| Exercise description |
Show all lines holding "cause".

| Input |

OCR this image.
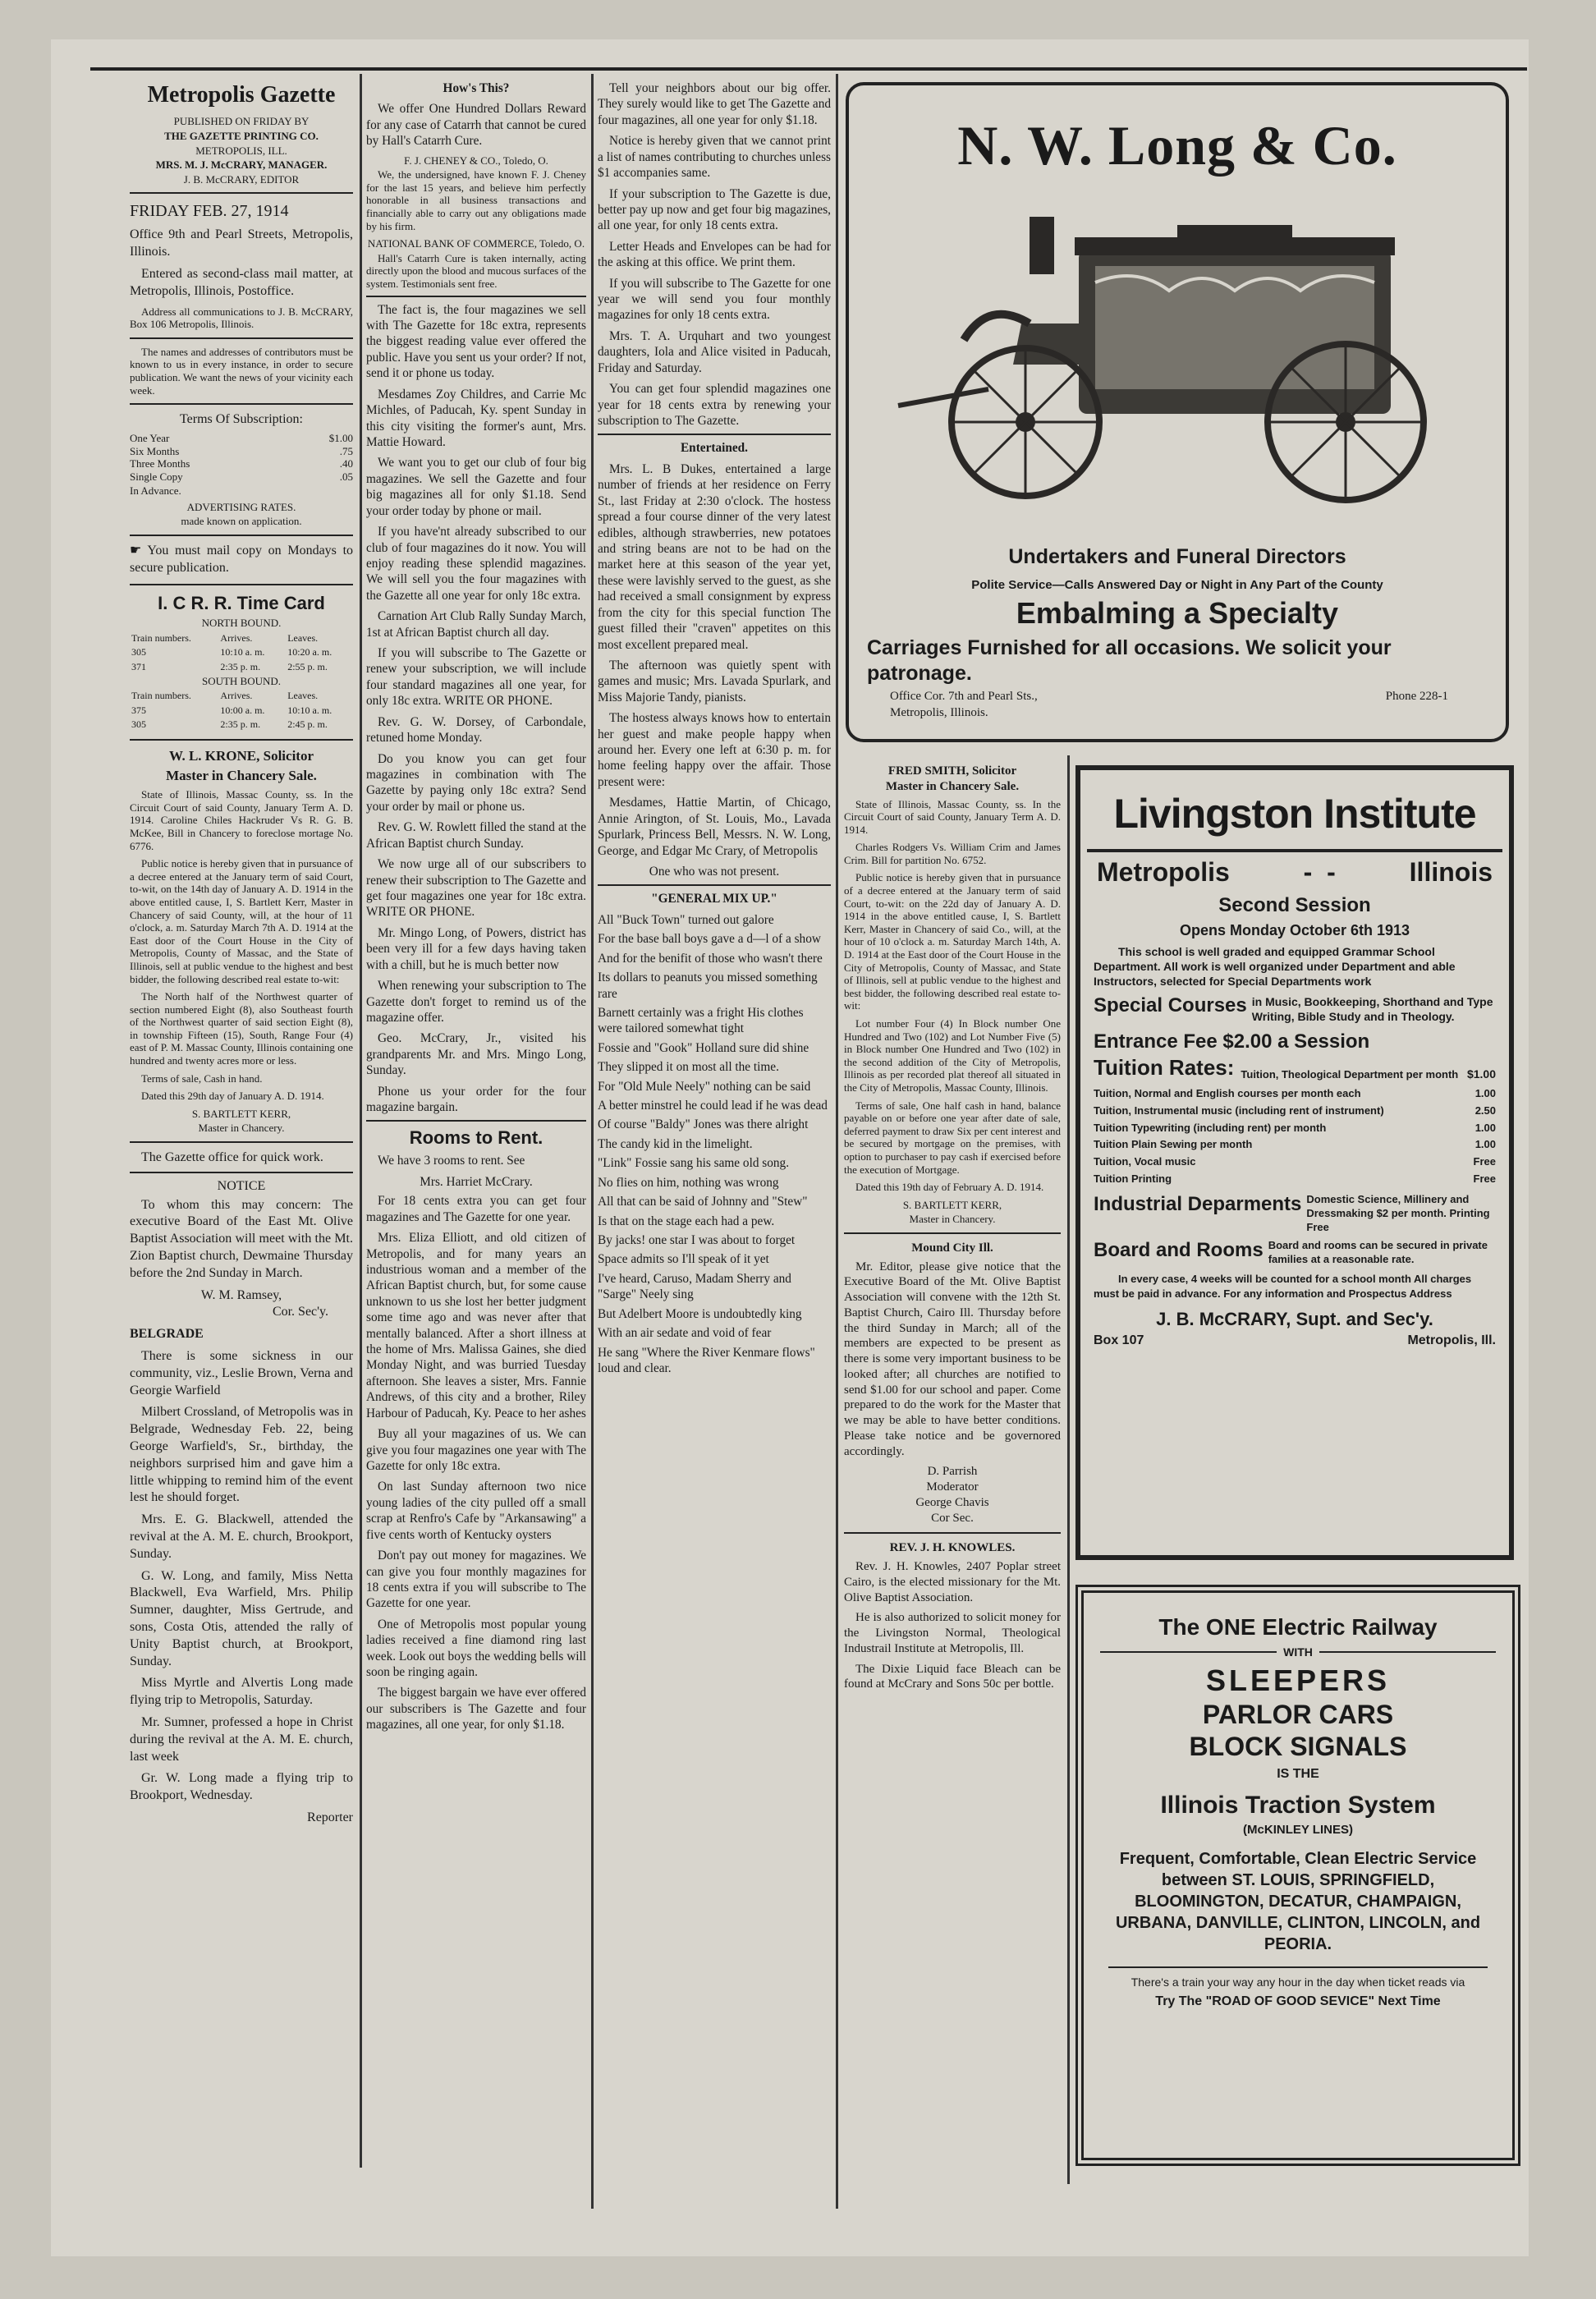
Metropolis Gazette
PUBLISHED ON FRIDAY BY
THE GAZETTE PRINTING CO.
METROPOLIS, ILL.
MRS. M. J. McCRARY, MANAGER.
J. B. McCRARY, EDITOR
FRIDAY FEB. 27, 1914

Office 9th and Pearl Streets, Metropolis, Illinois.

Entered as second-class mail matter, at Metropolis, Illinois, Postoffice.

Address all communications to J. B. McCRARY, Box 106 Metropolis, Illinois.

The names and addresses of contributors must be known to us in every instance, in order to secure publication. We want the news of your vicinity each week.

Terms Of Subscription:
One Year	$1.00
Six Months	.75
Three Months	.40
Single Copy	.05
In Advance.
ADVERTISING RATES.
made known on application.

☛ You must mail copy on Mondays to secure publication.

I. C R. R. Time Card
NORTH BOUND.
Train numbers.	Arrives.	Leaves.
305	10:10 a. m.	10:20 a. m.
371	2:35 p. m.	2:55 p. m.
SOUTH BOUND.
Train numbers.	Arrives.	Leaves.
375	10:00 a. m.	10:10 a. m.
305	2:35 p. m.	2:45 p. m.
W. L. KRONE, Solicitor
Master in Chancery Sale.

State of Illinois, Massac County, ss. In the Circuit Court of said County, January Term A. D. 1914. Caroline Chiles Hackruder Vs R. G. B. McKee, Bill in Chancery to foreclose mortage No. 6776.

Public notice is hereby given that in pursuance of a decree entered at the January term of said Court, to-wit, on the 14th day of January A. D. 1914 in the above entitled cause, I, S. Bartlett Kerr, Master in Chancery of said County, will, at the hour of 11 o'clock, a. m. Saturday March 7th A. D. 1914 at the East door of the Court House in the City of Metropolis, County of Massac, and the State of Illinois, sell at public vendue to the highest and best bidder, the following described real estate to-wit:

The North half of the Northwest quarter of section numbered Eight (8), also Southeast fourth of the Northwest quarter of said section Eight (8), in township Fifteen (15), South, Range Four (4) east of P. M. Massac County, Illinois containing one hundred and twenty acres more or less.

Terms of sale, Cash in hand.

Dated this 29th day of January A. D. 1914.

S. BARTLETT KERR,
Master in Chancery.

The Gazette office for quick work.

NOTICE

To whom this may concern: The executive Board of the East Mt. Olive Baptist Association will meet with the Mt. Zion Baptist church, Dewmaine Thursday before the 2nd Sunday in March.

W. M. Ramsey,
Cor. Sec'y.
BELGRADE

There is some sickness in our community, viz., Leslie Brown, Verna and Georgie Warfield

Milbert Crossland, of Metropolis was in Belgrade, Wednesday Feb. 22, being George Warfield's, Sr., birthday, the neighbors surprised him and gave him a little whipping to remind him of the event lest he should forget.

Mrs. E. G. Blackwell, attended the revival at the A. M. E. church, Brookport, Sunday.

G. W. Long, and family, Miss Netta Blackwell, Eva Warfield, Mrs. Philip Sumner, daughter, Miss Gertrude, and sons, Costa Otis, attended the rally of Unity Baptist church, at Brookport, Sunday.

Miss Myrtle and Alvertis Long made flying trip to Metropolis, Saturday.

Mr. Sumner, professed a hope in Christ during the revival at the A. M. E. church, last week

Gr. W. Long made a flying trip to Brookport, Wednesday.

Reporter
How's This?

We offer One Hundred Dollars Reward for any case of Catarrh that cannot be cured by Hall's Catarrh Cure.

F. J. CHENEY & CO., Toledo, O.

We, the undersigned, have known F. J. Cheney for the last 15 years, and believe him perfectly honorable in all business transactions and financially able to carry out any obligations made by his firm.

NATIONAL BANK OF COMMERCE, Toledo, O.

Hall's Catarrh Cure is taken internally, acting directly upon the blood and mucous surfaces of the system. Testimonials sent free.

The fact is, the four magazines we sell with The Gazette for 18c extra, represents the biggest reading value ever offered the public. Have you sent us your order? If not, send it or phone us today.

Mesdames Zoy Childres, and Carrie Mc Michles, of Paducah, Ky. spent Sunday in this city visiting the former's aunt, Mrs. Mattie Howard.

We want you to get our club of four big magazines. We sell the Gazette and four big magazines all for only $1.18. Send your order today by phone or mail.

If you have'nt already subscribed to our club of four magazines do it now. You will enjoy reading these splendid magazines. We will sell you the four magazines with the Gazette all one year for only 18c extra.

Carnation Art Club Rally Sunday March, 1st at African Baptist church all day.

If you will subscribe to The Gazette or renew your subscription, we will include four standard magazines all one year, for only 18c extra. WRITE OR PHONE.

Rev. G. W. Dorsey, of Carbondale, retuned home Monday.

Do you know you can get four magazines in combination with The Gazette by paying only 18c extra? Send your order by mail or phone us.

Rev. G. W. Rowlett filled the stand at the African Baptist church Sunday.

We now urge all of our subscribers to renew their subscription to The Gazette and get four magazines one year for 18c extra. WRITE OR PHONE.

Mr. Mingo Long, of Powers, district has been very ill for a few days having taken with a chill, but he is much better now

When renewing your subscription to The Gazette don't forget to remind us of the magazine offer.

Geo. McCrary, Jr., visited his grandparents Mr. and Mrs. Mingo Long, Sunday.

Phone us your order for the four magazine bargain.

Rooms to Rent.

We have 3 rooms to rent. See

Mrs. Harriet McCrary.

For 18 cents extra you can get four magazines and The Gazette for one year.

Mrs. Eliza Elliott, and old citizen of Metropolis, and for many years an industrious woman and a member of the African Baptist church, but, for some cause unknown to us she lost her better judgment some time ago and was never after that mentally balanced. After a short illness at the home of Mrs. Malissa Gaines, she died Monday Night, and was burried Tuesday afternoon. She leaves a sister, Mrs. Fannie Andrews, of this city and a brother, Riley Harbour of Paducah, Ky. Peace to her ashes

Buy all your magazines of us. We can give you four magazines one year with The Gazette for only 18c extra.

On last Sunday afternoon two nice young ladies of the city pulled off a small scrap at Renfro's Cafe by "Arkansawing" a five cents worth of Kentucky oysters

Don't pay out money for magazines. We can give you four monthly magazines for 18 cents extra if you will subscribe to The Gazette for one year.

One of Metropolis most popular young ladies received a fine diamond ring last week. Look out boys the wedding bells will soon be ringing again.

The biggest bargain we have ever offered our subscribers is The Gazette and four magazines, all one year, for only $1.18.

Tell your neighbors about our big offer. They surely would like to get The Gazette and four magazines, all one year for only $1.18.

Notice is hereby given that we cannot print a list of names contributing to churches unless $1 accompanies same.

If your subscription to The Gazette is due, better pay up now and get four big magazines, all one year, for only 18 cents extra.

Letter Heads and Envelopes can be had for the asking at this office. We print them.

If you will subscribe to The Gazette for one year we will send you four monthly magazines for only 18 cents extra.

Mrs. T. A. Urquhart and two youngest daughters, Iola and Alice visited in Paducah, Friday and Saturday.

You can get four splendid magazines one year for 18 cents extra by renewing your subscription to The Gazette.

Entertained.

Mrs. L. B Dukes, entertained a large number of friends at her residence on Ferry St., last Friday at 2:30 o'clock. The hostess spread a four course dinner of the very latest edibles, although strawberries, new potatoes and string beans are not to be had on the market here at this season of the year yet, these were lavishly served to the guest, as she had received a small consignment by express from the city for this special function The guest filled their "craven" appetites on this most excellent prepared meal.

The afternoon was quietly spent with games and music; Mrs. Lavada Spurlark, and Miss Majorie Tandy, pianists.

The hostess always knows how to entertain her guest and make people happy when around her. Every one left at 6:30 p. m. for home feeling happy over the affair. Those present were:

Mesdames, Hattie Martin, of Chicago, Annie Arington, of St. Louis, Mo., Lavada Spurlark, Princess Bell, Messrs. N. W. Long, George, and Edgar Mc Crary, of Metropolis

One who was not present.
"GENERAL MIX UP."

All "Buck Town" turned out galore

For the base ball boys gave a d—l of a show

And for the benifit of those who wasn't there

Its dollars to peanuts you missed something rare

Barnett certainly was a fright His clothes were tailored somewhat tight

Fossie and "Gook" Holland sure did shine

They slipped it on most all the time.

For "Old Mule Neely" nothing can be said

A better minstrel he could lead if he was dead

Of course "Baldy" Jones was there alright

The candy kid in the limelight.

"Link" Fossie sang his same old song.

No flies on him, nothing was wrong

All that can be said of Johnny and "Stew"

Is that on the stage each had a pew.

By jacks! one star I was about to forget

Space admits so I'll speak of it yet

I've heard, Caruso, Madam Sherry and "Sarge" Neely sing

But Adelbert Moore is undoubtedly king

With an air sedate and void of fear

He sang "Where the River Kenmare flows" loud and clear.

N. W. Long & Co.
Undertakers and Funeral Directors
Polite Service—Calls Answered Day or Night in Any Part of the County
Embalming a Specialty
Carriages Furnished for all occasions. We solicit your patronage.
Office Cor. 7th and Pearl Sts.,
Metropolis, Illinois.
Phone 228-1
FRED SMITH, Solicitor
Master in Chancery Sale.

State of Illinois, Massac County, ss. In the Circuit Court of said County, January Term A. D. 1914.

Charles Rodgers Vs. William Crim and James Crim. Bill for partition No. 6752.

Public notice is hereby given that in pursuance of a decree entered at the January term of said Court, to-wit: on the 22d day of January A. D. 1914 in the above entitled cause, I, S. Bartlett Kerr, Master in Chancery of said Co., will, at the hour of 10 o'clock a. m. Saturday March 14th, A. D. 1914 at the East door of the Court House in the City of Metropolis, County of Massac, and State of Illinois, sell at public vendue to the highest and best bidder, the following described real estate to-wit:

Lot number Four (4) In Block number One Hundred and Two (102) and Lot Number Five (5) in Block number One Hundred and Two (102) in the second addition of the City of Metropolis, Illinois as per recorded plat thereof all situated in the City of Metropolis, Massac County, Illinois.

Terms of sale, One half cash in hand, balance payable on or before one year after date of sale, deferred payment to draw Six per cent interest and be secured by mortgage on the premises, with option to purchaser to pay cash if exercised before the execution of Mortgage.

Dated this 19th day of February A. D. 1914.

S. BARTLETT KERR,
Master in Chancery.
Mound City Ill.

Mr. Editor, please give notice that the Executive Board of the Mt. Olive Baptist Association will convene with the 12th St. Baptist Church, Cairo Ill. Thursday before the third Sunday in March; all of the members are expected to be present as there is some very important business to be looked after; all churches are notified to send $1.00 for our school and paper. Come prepared to do the work for the Master that we may be able to have better conditions. Please take notice and be governored accordingly.

D. Parrish
Moderator
George Chavis
Cor Sec.
REV. J. H. KNOWLES.

Rev. J. H. Knowles, 2407 Poplar street Cairo, is the elected missionary for the Mt. Olive Baptist Association.

He is also authorized to solicit money for the Livingston Normal, Theological Industrail Institute at Metropolis, Ill.

The Dixie Liquid face Bleach can be found at McCrary and Sons 50c per bottle.

Livingston Institute
Metropolis	-  -	Illinois
Second Session
Opens Monday October 6th 1913
This school is well graded and equipped Grammar School Department. All work is well organized under Department and able Instructors, selected for Special Departments work
Special Courses in Music, Bookkeeping, Shorthand and Type Writing, Bible Study and in Theology.
Entrance Fee $2.00 a Session
Tuition Rates: Tuition, Theological Department per month $1.00
Tuition, Normal and English courses per month each	1.00
Tuition, Instrumental music (including rent of instrument)	2.50
Tuition Typewriting (including rent) per month	1.00
Tuition Plain Sewing per month	1.00
Tuition, Vocal music	Free
Tuition Printing	Free
Industrial Deparments Domestic Science, Millinery and Dressmaking $2 per month. Printing Free
Board and Rooms Board and rooms can be secured in private families at a reasonable rate.
In every case, 4 weeks will be counted for a school month All charges must be paid in advance. For any information and Prospectus Address
J. B. McCRARY, Supt. and Sec'y.
Box 107	Metropolis, Ill.
The ONE Electric Railway
WITH
SLEEPERS
PARLOR CARS
BLOCK SIGNALS
IS THE
Illinois Traction System
(McKINLEY LINES)
Frequent, Comfortable, Clean Electric Service between ST. LOUIS, SPRINGFIELD, BLOOMINGTON, DECATUR, CHAMPAIGN, URBANA, DANVILLE, CLINTON, LINCOLN, and PEORIA.
There's a train your way any hour in the day when ticket reads via
Try The "ROAD OF GOOD SEVICE" Next Time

| Answer to the problem |
Public notice is hereby given that in pursuance of a decree entered at the January term of said Court, to-wit, on the 14th day of January A. D. 1914 in the above entitled cause, I, S. Bartlett Kerr, Master in Chancery of said County, will, at the hour of 11 o'clock, a. m. Saturday March 7th A. D. 1914 at the East door of the Court House in the City of Metropolis, County of Massac, and the State of Illinois, sell at public vendue to the highest and best bidder, the following described real estate to-wit:
Mrs. Eliza Elliott, and old citizen of Metropolis, and for many years an industrious woman and a member of the African Baptist church, but, for some cause unknown to us she lost her better judgment some time ago and was never after that mentally balanced. After a short illness at the home of Mrs. Malissa Gaines, she died Monday Night, and was burried Tuesday afternoon. She leaves a sister, Mrs. Fannie Andrews, of this city and a brother, Riley Harbour of Paducah, Ky. Peace to her ashes
Public notice is hereby given that in pursuance of a decree entered at the January term of said Court, to-wit: on the 22d day of January A. D. 1914 in the above entitled cause, I, S. Bartlett Kerr, Master in Chancery of said Co., will, at the hour of 10 o'clock a. m. Saturday March 14th, A. D. 1914 at the East door of the Court House in the City of Metropolis, County of Massac, and State of Illinois, sell at public vendue to the highest and best bidder, the following described real estate to-wit:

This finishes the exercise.